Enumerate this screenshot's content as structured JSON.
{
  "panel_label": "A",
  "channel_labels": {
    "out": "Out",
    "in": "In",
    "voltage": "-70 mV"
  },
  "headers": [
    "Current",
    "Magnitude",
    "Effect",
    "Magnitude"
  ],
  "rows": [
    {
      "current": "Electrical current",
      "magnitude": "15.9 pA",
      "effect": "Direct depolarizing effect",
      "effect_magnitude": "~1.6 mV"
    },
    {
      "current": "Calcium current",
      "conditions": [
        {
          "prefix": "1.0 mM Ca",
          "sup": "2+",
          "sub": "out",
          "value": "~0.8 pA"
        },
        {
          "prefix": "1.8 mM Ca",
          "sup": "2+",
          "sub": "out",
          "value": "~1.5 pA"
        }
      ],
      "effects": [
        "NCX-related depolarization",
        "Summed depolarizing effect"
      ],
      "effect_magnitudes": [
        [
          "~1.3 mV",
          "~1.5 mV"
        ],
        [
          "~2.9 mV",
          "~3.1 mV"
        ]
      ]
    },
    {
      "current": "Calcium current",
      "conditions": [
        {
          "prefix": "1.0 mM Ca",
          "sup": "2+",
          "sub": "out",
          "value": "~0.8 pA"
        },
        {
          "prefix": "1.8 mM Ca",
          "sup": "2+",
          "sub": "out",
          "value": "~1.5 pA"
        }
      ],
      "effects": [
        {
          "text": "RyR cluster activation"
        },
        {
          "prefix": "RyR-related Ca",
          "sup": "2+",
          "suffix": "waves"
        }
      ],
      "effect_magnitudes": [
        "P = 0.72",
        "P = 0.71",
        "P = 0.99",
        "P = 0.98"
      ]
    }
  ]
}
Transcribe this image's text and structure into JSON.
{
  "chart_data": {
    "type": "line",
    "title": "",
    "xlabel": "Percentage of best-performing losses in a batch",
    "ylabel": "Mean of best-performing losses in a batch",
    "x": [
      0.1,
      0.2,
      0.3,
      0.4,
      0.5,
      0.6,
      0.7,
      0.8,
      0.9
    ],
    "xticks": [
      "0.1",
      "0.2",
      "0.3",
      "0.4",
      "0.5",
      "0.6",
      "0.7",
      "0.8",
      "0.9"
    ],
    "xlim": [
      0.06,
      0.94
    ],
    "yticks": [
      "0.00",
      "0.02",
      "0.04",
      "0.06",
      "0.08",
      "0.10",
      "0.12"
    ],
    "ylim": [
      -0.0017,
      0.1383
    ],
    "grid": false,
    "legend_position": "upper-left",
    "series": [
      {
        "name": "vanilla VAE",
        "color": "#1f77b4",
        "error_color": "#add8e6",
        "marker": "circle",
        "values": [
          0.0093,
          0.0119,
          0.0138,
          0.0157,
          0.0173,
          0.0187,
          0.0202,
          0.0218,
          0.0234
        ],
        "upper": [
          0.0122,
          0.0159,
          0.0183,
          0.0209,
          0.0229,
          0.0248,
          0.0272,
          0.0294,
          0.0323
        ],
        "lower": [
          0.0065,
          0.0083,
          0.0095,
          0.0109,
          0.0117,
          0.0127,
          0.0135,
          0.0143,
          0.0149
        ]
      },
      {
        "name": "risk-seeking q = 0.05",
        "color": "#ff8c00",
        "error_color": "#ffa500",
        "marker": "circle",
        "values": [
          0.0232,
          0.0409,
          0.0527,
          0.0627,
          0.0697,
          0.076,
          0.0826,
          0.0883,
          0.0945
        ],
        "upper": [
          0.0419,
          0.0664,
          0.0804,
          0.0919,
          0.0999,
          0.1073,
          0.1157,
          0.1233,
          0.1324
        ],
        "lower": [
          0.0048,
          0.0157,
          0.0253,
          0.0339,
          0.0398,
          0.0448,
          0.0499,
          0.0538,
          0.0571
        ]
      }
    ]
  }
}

PROBLEM.
Return the entries above exactly as they appear.

WORKED SOLUTION.
Enumerate this screenshot's content as structured JSON.
{
  "panel_label": "A",
  "channel_labels": {
    "out": "Out",
    "in": "In",
    "voltage": "-70 mV"
  },
  "headers": [
    "Current",
    "Magnitude",
    "Effect",
    "Magnitude"
  ],
  "rows": [
    {
      "current": "Electrical current",
      "magnitude": "15.9 pA",
      "effect": "Direct depolarizing effect",
      "effect_magnitude": "~1.6 mV"
    },
    {
      "current": "Calcium current",
      "conditions": [
        {
          "prefix": "1.0 mM Ca",
          "sup": "2+",
          "sub": "out",
          "value": "~0.8 pA"
        },
        {
          "prefix": "1.8 mM Ca",
          "sup": "2+",
          "sub": "out",
          "value": "~1.5 pA"
        }
      ],
      "effects": [
        "NCX-related depolarization",
        "Summed depolarizing effect"
      ],
      "effect_magnitudes": [
        [
          "~1.3 mV",
          "~1.5 mV"
        ],
        [
          "~2.9 mV",
          "~3.1 mV"
        ]
      ]
    },
    {
      "current": "Calcium current",
      "conditions": [
        {
          "prefix": "1.0 mM Ca",
          "sup": "2+",
          "sub": "out",
          "value": "~0.8 pA"
        },
        {
          "prefix": "1.8 mM Ca",
          "sup": "2+",
          "sub": "out",
          "value": "~1.5 pA"
        }
      ],
      "effects": [
        {
          "text": "RyR cluster activation"
        },
        {
          "prefix": "RyR-related Ca",
          "sup": "2+",
          "suffix": "waves"
        }
      ],
      "effect_magnitudes": [
        "P = 0.72",
        "P = 0.71",
        "P = 0.99",
        "P = 0.98"
      ]
    }
  ]
}
Transcribe this image's text and structure into JSON.
{
  "chart_data": {
    "type": "line",
    "title": "",
    "xlabel": "Percentage of best-performing losses in a batch",
    "ylabel": "Mean of best-performing losses in a batch",
    "x": [
      0.1,
      0.2,
      0.3,
      0.4,
      0.5,
      0.6,
      0.7,
      0.8,
      0.9
    ],
    "xticks": [
      "0.1",
      "0.2",
      "0.3",
      "0.4",
      "0.5",
      "0.6",
      "0.7",
      "0.8",
      "0.9"
    ],
    "xlim": [
      0.06,
      0.94
    ],
    "yticks": [
      "0.00",
      "0.02",
      "0.04",
      "0.06",
      "0.08",
      "0.10",
      "0.12"
    ],
    "ylim": [
      -0.0017,
      0.1383
    ],
    "grid": false,
    "legend_position": "upper-left",
    "series": [
      {
        "name": "vanilla VAE",
        "color": "#1f77b4",
        "error_color": "#add8e6",
        "marker": "circle",
        "values": [
          0.0093,
          0.0119,
          0.0138,
          0.0157,
          0.0173,
          0.0187,
          0.0202,
          0.0218,
          0.0234
        ],
        "upper": [
          0.0122,
          0.0159,
          0.0183,
          0.0209,
          0.0229,
          0.0248,
          0.0272,
          0.0294,
          0.0323
        ],
        "lower": [
          0.0065,
          0.0083,
          0.0095,
          0.0109,
          0.0117,
          0.0127,
          0.0135,
          0.0143,
          0.0149
        ]
      },
      {
        "name": "risk-seeking q = 0.05",
        "color": "#ff8c00",
        "error_color": "#ffa500",
        "marker": "circle",
        "values": [
          0.0232,
          0.0409,
          0.0527,
          0.0627,
          0.0697,
          0.076,
          0.0826,
          0.0883,
          0.0945
        ],
        "upper": [
          0.0419,
          0.0664,
          0.0804,
          0.0919,
          0.0999,
          0.1073,
          0.1157,
          0.1233,
          0.1324
        ],
        "lower": [
          0.0048,
          0.0157,
          0.0253,
          0.0339,
          0.0398,
          0.0448,
          0.0499,
          0.0538,
          0.0571
        ]
      }
    ]
  }
}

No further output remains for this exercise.